** Start of Data lines **

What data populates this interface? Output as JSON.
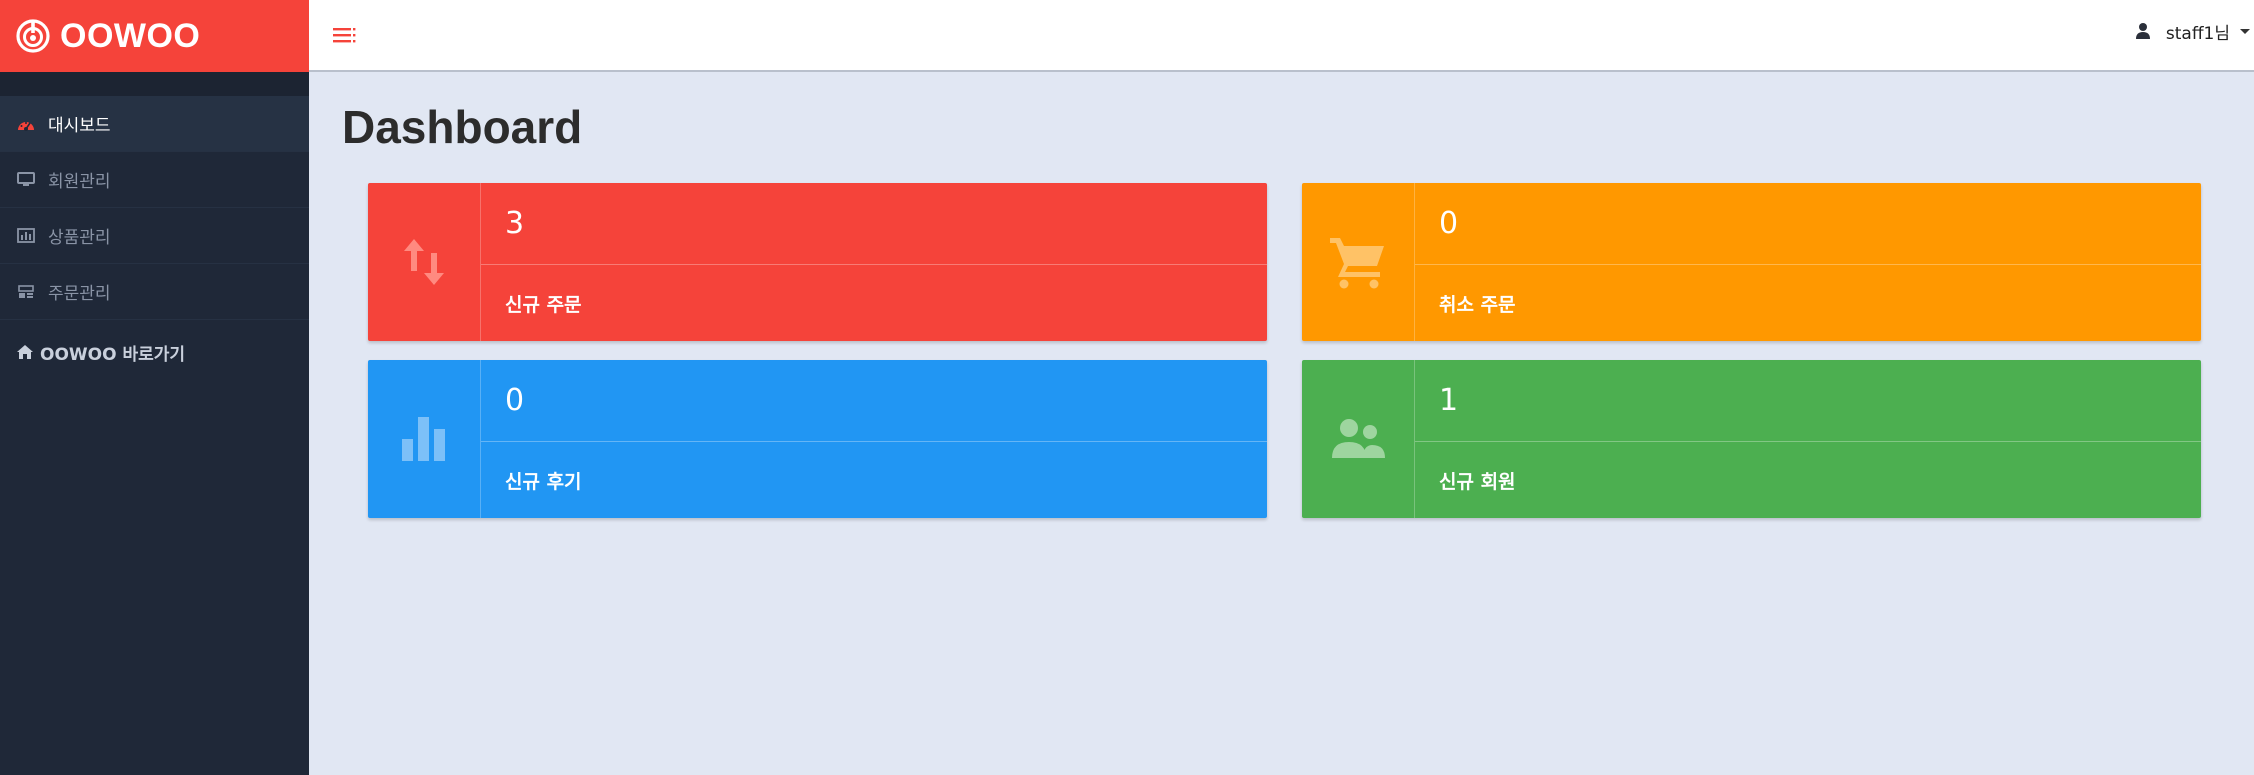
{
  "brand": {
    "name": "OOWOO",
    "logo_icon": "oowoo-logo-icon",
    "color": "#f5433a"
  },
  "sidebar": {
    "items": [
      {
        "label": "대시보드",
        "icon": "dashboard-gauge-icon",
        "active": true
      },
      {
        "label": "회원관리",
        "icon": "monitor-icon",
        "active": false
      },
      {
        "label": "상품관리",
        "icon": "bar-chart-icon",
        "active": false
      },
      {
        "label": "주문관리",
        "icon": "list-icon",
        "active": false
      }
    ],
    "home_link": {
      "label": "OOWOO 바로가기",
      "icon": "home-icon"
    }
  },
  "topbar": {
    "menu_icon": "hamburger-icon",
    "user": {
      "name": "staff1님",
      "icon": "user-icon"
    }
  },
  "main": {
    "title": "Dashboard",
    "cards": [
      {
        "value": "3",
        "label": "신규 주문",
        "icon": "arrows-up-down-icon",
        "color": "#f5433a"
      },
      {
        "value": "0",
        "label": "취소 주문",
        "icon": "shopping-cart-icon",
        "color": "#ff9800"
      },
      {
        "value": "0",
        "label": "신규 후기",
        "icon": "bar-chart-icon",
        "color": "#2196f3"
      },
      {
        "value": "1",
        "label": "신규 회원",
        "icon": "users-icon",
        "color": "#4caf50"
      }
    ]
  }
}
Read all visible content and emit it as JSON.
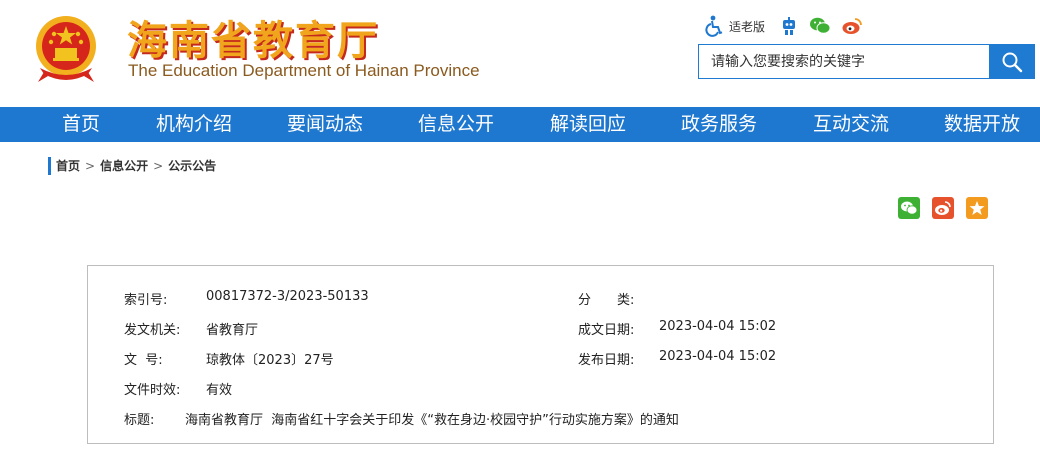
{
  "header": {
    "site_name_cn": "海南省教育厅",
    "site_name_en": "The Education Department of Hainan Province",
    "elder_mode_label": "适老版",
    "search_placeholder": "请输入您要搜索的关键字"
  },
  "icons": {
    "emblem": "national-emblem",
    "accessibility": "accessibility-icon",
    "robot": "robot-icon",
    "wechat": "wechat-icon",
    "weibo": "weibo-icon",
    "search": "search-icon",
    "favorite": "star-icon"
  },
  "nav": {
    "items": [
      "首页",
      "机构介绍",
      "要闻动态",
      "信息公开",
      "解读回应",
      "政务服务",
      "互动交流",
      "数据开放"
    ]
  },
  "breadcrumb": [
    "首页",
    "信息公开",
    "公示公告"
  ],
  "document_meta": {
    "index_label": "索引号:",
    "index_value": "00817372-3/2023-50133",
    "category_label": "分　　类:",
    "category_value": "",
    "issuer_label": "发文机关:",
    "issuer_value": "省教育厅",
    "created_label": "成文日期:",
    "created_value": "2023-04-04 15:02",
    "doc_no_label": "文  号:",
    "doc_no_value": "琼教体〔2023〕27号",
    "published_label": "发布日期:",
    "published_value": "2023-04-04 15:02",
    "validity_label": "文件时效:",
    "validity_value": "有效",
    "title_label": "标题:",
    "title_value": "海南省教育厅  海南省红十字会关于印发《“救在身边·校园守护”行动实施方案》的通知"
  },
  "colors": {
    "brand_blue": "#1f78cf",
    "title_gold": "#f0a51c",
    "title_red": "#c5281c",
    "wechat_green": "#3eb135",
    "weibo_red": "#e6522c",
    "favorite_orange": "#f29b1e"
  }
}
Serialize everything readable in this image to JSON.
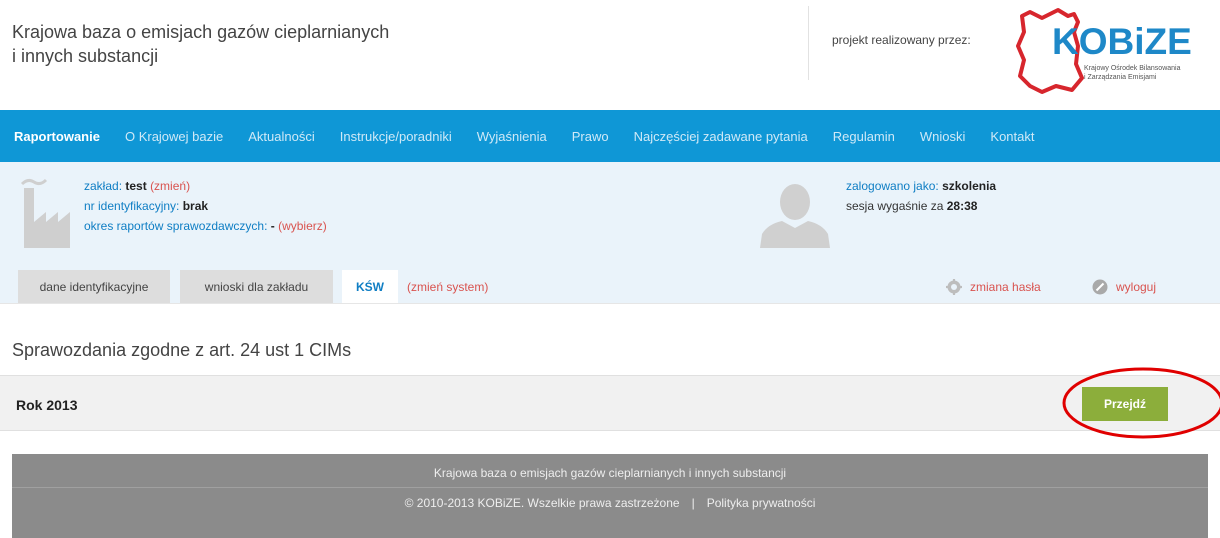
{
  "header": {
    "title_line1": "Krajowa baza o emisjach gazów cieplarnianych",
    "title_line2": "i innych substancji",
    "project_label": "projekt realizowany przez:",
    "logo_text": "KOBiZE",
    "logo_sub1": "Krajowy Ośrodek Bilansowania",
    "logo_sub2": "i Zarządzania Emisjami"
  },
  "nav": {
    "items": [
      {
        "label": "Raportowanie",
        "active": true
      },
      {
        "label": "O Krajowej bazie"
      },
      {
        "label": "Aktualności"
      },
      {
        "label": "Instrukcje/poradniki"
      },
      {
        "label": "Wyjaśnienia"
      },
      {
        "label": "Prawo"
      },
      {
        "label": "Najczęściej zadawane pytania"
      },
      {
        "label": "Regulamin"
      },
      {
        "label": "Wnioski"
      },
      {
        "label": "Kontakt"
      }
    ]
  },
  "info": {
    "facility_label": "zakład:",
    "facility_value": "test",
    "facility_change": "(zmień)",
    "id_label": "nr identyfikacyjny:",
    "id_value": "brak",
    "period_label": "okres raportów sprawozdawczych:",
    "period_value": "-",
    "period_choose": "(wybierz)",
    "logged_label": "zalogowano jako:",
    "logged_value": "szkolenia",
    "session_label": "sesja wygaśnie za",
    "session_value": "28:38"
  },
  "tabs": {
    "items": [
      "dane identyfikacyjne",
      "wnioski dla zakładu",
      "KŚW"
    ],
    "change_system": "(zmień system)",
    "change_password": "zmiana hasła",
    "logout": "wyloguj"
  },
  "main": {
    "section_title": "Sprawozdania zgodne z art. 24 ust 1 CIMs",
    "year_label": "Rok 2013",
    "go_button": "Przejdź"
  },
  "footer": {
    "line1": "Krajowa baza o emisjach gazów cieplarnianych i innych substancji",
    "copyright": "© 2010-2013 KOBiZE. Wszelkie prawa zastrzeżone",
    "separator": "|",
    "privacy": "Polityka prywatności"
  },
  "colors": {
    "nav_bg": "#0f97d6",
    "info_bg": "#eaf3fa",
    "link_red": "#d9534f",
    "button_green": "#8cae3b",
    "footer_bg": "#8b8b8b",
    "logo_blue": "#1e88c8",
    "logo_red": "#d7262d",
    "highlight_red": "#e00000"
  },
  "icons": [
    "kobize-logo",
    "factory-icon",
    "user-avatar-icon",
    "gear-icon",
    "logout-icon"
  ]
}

** End of Data lines **

Task description: In the records above, collect each line with "zmień".

Solution to this exercise:
    "facility_change": "(zmień)",
    "change_system": "(zmień system)",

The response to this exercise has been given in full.